**WHAT YOU ARE ASKED TO DO**
Where a line in the listing below contains the word "JSON", copy that line.

**RECORDED INFORMATION**
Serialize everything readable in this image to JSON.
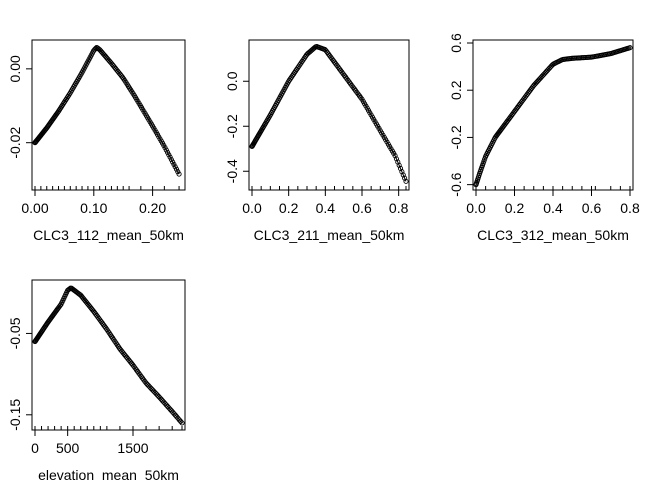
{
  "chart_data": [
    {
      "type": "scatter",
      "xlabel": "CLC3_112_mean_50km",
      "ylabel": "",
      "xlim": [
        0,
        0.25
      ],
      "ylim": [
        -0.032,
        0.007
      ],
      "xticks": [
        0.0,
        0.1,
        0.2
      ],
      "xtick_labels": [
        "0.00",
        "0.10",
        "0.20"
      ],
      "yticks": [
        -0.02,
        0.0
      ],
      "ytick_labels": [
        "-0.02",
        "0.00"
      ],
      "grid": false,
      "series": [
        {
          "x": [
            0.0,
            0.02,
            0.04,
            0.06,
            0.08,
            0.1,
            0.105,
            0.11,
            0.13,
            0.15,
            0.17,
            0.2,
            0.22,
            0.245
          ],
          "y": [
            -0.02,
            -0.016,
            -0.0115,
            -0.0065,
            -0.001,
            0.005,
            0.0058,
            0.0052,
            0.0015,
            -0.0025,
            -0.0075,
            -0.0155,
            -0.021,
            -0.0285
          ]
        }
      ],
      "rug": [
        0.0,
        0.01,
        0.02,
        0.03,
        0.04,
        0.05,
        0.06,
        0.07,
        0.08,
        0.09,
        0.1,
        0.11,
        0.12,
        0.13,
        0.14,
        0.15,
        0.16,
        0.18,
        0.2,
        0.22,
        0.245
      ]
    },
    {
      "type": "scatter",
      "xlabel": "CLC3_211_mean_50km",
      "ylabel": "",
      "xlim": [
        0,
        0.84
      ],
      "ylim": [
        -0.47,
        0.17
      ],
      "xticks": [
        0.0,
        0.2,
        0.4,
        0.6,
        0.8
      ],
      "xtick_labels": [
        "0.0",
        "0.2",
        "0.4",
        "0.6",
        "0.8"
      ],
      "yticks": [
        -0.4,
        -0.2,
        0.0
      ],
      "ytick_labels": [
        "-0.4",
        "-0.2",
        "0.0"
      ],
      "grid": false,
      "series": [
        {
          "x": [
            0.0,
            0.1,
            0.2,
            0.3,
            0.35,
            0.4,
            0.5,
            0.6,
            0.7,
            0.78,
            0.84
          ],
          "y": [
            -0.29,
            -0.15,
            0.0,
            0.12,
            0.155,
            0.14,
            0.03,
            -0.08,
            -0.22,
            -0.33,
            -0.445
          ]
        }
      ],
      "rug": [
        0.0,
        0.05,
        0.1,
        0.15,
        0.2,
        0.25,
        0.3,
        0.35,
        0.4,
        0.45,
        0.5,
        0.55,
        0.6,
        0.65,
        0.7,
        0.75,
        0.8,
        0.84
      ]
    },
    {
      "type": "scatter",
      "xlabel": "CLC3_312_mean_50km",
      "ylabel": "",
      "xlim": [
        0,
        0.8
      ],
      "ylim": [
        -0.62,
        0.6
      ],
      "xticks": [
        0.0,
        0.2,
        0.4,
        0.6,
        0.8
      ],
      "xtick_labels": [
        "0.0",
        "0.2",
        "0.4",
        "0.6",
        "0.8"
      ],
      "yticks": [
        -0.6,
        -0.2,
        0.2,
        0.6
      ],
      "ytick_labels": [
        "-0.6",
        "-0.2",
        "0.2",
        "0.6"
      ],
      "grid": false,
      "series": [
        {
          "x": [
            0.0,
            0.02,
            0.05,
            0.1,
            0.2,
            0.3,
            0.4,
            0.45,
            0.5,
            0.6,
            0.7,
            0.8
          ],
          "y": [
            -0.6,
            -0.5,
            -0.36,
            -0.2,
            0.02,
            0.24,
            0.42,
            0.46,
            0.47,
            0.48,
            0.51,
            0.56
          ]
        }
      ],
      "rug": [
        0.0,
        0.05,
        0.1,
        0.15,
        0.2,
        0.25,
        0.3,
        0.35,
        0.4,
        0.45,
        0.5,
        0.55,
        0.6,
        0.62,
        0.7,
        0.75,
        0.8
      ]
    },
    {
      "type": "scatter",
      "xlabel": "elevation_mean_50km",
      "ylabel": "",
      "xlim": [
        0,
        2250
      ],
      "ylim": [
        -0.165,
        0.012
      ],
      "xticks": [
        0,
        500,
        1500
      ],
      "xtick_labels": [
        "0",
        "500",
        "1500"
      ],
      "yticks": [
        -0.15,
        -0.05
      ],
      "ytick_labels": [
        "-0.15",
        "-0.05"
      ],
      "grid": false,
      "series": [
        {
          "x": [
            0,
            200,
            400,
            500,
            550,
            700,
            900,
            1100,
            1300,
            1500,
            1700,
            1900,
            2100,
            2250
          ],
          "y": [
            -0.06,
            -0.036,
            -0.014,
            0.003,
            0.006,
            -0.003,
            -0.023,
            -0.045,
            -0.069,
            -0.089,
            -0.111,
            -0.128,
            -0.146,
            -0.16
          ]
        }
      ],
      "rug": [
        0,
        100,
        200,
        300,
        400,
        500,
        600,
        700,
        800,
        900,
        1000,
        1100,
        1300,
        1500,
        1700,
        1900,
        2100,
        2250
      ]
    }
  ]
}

* * *

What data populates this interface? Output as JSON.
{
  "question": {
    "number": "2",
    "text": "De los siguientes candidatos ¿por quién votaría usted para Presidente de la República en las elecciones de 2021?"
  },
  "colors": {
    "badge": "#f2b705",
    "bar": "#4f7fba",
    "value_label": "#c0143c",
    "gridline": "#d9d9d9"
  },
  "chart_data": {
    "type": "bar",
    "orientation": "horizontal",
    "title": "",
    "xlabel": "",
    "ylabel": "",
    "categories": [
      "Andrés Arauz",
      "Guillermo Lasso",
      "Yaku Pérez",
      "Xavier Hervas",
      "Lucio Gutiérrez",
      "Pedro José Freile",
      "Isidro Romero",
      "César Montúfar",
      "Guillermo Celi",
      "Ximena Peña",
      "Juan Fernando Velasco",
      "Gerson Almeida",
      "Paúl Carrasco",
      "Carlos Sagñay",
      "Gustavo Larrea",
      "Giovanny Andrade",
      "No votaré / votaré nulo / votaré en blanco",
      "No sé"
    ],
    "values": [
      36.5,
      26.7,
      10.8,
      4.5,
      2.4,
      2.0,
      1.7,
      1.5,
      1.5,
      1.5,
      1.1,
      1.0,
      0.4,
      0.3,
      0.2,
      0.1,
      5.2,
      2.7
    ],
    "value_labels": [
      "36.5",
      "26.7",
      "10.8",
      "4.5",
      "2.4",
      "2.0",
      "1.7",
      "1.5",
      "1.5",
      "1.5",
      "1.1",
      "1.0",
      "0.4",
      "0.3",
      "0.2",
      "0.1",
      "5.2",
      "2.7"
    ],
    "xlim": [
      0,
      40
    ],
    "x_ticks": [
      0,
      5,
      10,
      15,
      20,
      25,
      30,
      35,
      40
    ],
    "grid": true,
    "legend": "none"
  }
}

**SOLUTION**
Serialize everything readable in this image to JSON.
What data populates this interface? Output as JSON.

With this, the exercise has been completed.